- _Problem requirements_
Return, character for character, the lines from the one bearing "Read out every word on this page." through the end of the material. Omit everything before that line.

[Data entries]
.....

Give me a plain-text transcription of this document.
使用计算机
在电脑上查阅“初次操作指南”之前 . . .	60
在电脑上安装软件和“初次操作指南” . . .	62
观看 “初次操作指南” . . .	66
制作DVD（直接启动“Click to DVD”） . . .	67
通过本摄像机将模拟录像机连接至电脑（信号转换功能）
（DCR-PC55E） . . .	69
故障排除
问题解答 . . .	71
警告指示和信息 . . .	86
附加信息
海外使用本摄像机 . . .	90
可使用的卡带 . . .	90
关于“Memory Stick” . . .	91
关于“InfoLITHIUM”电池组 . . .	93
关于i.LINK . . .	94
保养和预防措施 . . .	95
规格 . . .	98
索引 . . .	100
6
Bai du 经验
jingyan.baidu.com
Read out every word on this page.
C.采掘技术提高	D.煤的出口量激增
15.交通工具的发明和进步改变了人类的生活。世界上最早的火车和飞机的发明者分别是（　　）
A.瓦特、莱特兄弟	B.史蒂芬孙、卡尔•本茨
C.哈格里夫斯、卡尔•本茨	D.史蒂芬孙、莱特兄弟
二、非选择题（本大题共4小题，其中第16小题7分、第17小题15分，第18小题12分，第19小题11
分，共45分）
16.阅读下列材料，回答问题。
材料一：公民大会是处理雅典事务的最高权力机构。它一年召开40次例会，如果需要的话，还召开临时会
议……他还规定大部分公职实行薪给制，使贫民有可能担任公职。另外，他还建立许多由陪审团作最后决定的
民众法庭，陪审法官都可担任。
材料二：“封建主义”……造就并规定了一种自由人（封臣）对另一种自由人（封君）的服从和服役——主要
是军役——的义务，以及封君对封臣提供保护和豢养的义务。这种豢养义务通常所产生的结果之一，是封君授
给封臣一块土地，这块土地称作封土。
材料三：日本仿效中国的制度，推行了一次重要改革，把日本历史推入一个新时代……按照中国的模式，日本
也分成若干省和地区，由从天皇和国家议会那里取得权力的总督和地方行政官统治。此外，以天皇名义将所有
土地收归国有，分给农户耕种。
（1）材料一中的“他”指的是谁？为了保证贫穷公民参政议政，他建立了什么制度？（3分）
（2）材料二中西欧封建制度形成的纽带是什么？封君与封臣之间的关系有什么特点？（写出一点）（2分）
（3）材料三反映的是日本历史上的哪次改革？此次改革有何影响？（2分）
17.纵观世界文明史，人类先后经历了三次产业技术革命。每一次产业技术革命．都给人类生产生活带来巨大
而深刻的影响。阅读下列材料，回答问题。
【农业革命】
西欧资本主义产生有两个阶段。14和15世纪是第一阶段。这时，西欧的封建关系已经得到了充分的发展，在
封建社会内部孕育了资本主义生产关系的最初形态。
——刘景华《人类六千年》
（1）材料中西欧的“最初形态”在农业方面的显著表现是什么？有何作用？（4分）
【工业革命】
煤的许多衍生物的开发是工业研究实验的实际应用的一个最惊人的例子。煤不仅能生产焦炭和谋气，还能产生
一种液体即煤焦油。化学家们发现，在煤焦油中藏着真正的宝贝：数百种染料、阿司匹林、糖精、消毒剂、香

.....

- _Result for this exercise_
Read out every word on this page.
C.采掘技术提高	D.煤的出口量激增
15.交通工具的发明和进步改变了人类的生活。世界上最早的火车和飞机的发明者分别是（　　）
A.瓦特、莱特兄弟	B.史蒂芬孙、卡尔•本茨
C.哈格里夫斯、卡尔•本茨	D.史蒂芬孙、莱特兄弟
二、非选择题（本大题共4小题，其中第16小题7分、第17小题15分，第18小题12分，第19小题11
分，共45分）
16.阅读下列材料，回答问题。
材料一：公民大会是处理雅典事务的最高权力机构。它一年召开40次例会，如果需要的话，还召开临时会
议……他还规定大部分公职实行薪给制，使贫民有可能担任公职。另外，他还建立许多由陪审团作最后决定的
民众法庭，陪审法官都可担任。
材料二：“封建主义”……造就并规定了一种自由人（封臣）对另一种自由人（封君）的服从和服役——主要
是军役——的义务，以及封君对封臣提供保护和豢养的义务。这种豢养义务通常所产生的结果之一，是封君授
给封臣一块土地，这块土地称作封土。
材料三：日本仿效中国的制度，推行了一次重要改革，把日本历史推入一个新时代……按照中国的模式，日本
也分成若干省和地区，由从天皇和国家议会那里取得权力的总督和地方行政官统治。此外，以天皇名义将所有
土地收归国有，分给农户耕种。
（1）材料一中的“他”指的是谁？为了保证贫穷公民参政议政，他建立了什么制度？（3分）
（2）材料二中西欧封建制度形成的纽带是什么？封君与封臣之间的关系有什么特点？（写出一点）（2分）
（3）材料三反映的是日本历史上的哪次改革？此次改革有何影响？（2分）
17.纵观世界文明史，人类先后经历了三次产业技术革命。每一次产业技术革命．都给人类生产生活带来巨大
而深刻的影响。阅读下列材料，回答问题。
【农业革命】
西欧资本主义产生有两个阶段。14和15世纪是第一阶段。这时，西欧的封建关系已经得到了充分的发展，在
封建社会内部孕育了资本主义生产关系的最初形态。
——刘景华《人类六千年》
（1）材料中西欧的“最初形态”在农业方面的显著表现是什么？有何作用？（4分）
【工业革命】
煤的许多衍生物的开发是工业研究实验的实际应用的一个最惊人的例子。煤不仅能生产焦炭和谋气，还能产生
一种液体即煤焦油。化学家们发现，在煤焦油中藏着真正的宝贝：数百种染料、阿司匹林、糖精、消毒剂、香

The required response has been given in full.